Exercise prompt: Reproduce the passage on Ohio abortion ballot measure below word for word.
══ Reading passage ══
In Kansas, 59% voted to preserve abortion rights protections. In Michigan, 57% favored an amendment that put protections in the state constitution. Last year, 59% of Ohio voters said abortion should generally be legal, according to AP VoteCast, a broad survey of the electorate.
Last month, a poll by the Associated Press-NORC Center for Public Affairs Research indicated that the majority of U.S. adults want abortion to be legal at least through the initial stages of pregnancy. The poll found that opinions on abortion remain complex, with most people believing abortion should be allowed in some circumstances but not in others.
Opponents of the Ohio abortion question ran ads claiming, experts say wrongly, that the measure could strip parents of their ability to make decisions about their children’s healthcare or to even be notified about it.
Amy Natoce, spokesperson for the antiabortion campaign Protect Women Ohio, called the ballot measure a “dangerous anti-parent amendment.”
Several legal experts have said there is no language in the amendment supporting the ads’ claims.
Peter Range, chief executive of Ohio Right to Life, said he has been traveling across Ohio talking to people.
═══
══ Data ══
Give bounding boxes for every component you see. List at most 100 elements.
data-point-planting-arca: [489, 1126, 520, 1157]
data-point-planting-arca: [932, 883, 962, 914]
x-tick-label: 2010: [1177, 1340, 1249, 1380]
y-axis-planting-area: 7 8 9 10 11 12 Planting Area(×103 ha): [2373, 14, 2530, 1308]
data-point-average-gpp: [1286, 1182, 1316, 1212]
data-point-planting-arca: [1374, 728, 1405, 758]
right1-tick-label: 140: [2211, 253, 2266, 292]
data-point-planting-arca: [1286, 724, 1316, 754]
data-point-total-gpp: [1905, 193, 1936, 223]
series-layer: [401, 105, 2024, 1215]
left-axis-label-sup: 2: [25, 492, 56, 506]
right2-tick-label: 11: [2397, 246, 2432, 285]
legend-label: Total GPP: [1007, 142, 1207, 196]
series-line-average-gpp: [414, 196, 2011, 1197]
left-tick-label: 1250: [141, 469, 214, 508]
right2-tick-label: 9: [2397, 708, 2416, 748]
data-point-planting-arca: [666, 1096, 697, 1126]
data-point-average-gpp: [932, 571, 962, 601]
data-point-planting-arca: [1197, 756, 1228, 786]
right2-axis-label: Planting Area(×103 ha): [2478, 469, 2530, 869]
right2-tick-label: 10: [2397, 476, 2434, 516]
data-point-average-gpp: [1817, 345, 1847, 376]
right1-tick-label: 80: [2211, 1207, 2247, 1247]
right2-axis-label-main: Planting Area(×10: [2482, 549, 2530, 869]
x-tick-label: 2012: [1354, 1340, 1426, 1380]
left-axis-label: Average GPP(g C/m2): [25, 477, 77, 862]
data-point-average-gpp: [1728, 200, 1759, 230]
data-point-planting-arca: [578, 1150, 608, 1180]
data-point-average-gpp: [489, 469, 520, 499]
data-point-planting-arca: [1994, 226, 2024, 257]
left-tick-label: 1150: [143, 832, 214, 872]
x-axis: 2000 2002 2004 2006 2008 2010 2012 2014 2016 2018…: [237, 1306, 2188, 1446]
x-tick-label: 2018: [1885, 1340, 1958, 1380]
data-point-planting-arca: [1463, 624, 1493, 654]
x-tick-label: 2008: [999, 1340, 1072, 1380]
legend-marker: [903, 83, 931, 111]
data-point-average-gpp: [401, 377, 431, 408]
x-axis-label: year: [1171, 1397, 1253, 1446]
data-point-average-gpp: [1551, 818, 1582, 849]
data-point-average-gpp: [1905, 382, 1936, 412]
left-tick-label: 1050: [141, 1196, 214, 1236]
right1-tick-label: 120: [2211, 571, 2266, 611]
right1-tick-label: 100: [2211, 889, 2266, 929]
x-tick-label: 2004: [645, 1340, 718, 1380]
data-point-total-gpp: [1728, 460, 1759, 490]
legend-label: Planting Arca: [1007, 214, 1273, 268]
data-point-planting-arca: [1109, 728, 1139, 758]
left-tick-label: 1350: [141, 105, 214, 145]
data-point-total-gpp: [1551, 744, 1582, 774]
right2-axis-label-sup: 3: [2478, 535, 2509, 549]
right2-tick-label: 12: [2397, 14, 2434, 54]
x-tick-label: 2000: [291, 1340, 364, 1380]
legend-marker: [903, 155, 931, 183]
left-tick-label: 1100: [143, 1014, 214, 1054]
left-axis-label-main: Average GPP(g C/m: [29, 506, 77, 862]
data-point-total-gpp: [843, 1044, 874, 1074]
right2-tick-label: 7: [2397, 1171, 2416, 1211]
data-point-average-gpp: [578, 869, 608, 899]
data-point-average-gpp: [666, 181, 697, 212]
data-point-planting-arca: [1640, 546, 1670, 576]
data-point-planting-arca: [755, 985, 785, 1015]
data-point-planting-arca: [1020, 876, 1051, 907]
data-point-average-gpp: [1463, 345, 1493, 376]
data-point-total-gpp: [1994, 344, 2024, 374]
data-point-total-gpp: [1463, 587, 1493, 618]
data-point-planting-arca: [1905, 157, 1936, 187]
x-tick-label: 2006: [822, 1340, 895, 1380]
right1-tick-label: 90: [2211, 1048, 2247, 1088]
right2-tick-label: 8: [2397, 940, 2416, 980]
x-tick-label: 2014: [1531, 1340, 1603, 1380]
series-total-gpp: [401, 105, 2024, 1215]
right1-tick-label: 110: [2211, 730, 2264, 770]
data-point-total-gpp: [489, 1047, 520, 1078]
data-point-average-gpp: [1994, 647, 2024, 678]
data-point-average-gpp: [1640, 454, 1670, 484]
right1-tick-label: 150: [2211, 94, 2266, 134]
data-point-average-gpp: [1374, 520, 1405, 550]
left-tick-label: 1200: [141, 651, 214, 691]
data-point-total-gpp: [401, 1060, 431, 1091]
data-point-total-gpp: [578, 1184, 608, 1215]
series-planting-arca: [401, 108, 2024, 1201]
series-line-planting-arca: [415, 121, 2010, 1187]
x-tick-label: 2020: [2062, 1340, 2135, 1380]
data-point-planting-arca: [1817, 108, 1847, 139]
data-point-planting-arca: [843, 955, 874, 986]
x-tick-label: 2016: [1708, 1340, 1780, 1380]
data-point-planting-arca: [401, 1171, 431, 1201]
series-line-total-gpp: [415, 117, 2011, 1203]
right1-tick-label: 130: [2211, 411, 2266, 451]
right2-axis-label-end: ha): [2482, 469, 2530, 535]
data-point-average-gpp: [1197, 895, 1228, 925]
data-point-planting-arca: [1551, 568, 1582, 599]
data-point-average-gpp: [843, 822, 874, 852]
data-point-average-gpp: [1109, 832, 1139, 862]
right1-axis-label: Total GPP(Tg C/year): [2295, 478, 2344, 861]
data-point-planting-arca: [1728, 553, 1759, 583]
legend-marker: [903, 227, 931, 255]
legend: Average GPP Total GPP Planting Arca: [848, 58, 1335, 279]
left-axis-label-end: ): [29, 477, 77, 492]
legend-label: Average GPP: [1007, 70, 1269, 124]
═══
Written answer:
In Kansas, 59% voted to preserve abortion rights protections. In Michigan, 57% favored an amendment that put protections in the state constitution. Last year, 59% of Ohio voters said abortion should generally be legal, according to AP VoteCast, a broad survey of the electorate.
Last month, a poll by the Associated Press-NORC Center for Public Affairs Research indicated that the majority of U.S. adults want abortion to be legal at least through the initial stages of pregnancy. The poll found that opinions on abortion remain complex, with most people believing abortion should be allowed in some circumstances but not in others.
Opponents of the Ohio abortion question ran ads claiming, experts say wrongly, that the measure could strip parents of their ability to make decisions about their children’s healthcare or to even be notified about it.
Amy Natoce, spokesperson for the antiabortion campaign Protect Women Ohio, called the ballot measure a “dangerous anti-parent amendment.”
Several legal experts have said there is no language in the amendment supporting the ads’ claims.
Peter Range, chief executive of Ohio Right to Life, said he has been traveling across Ohio talking to people.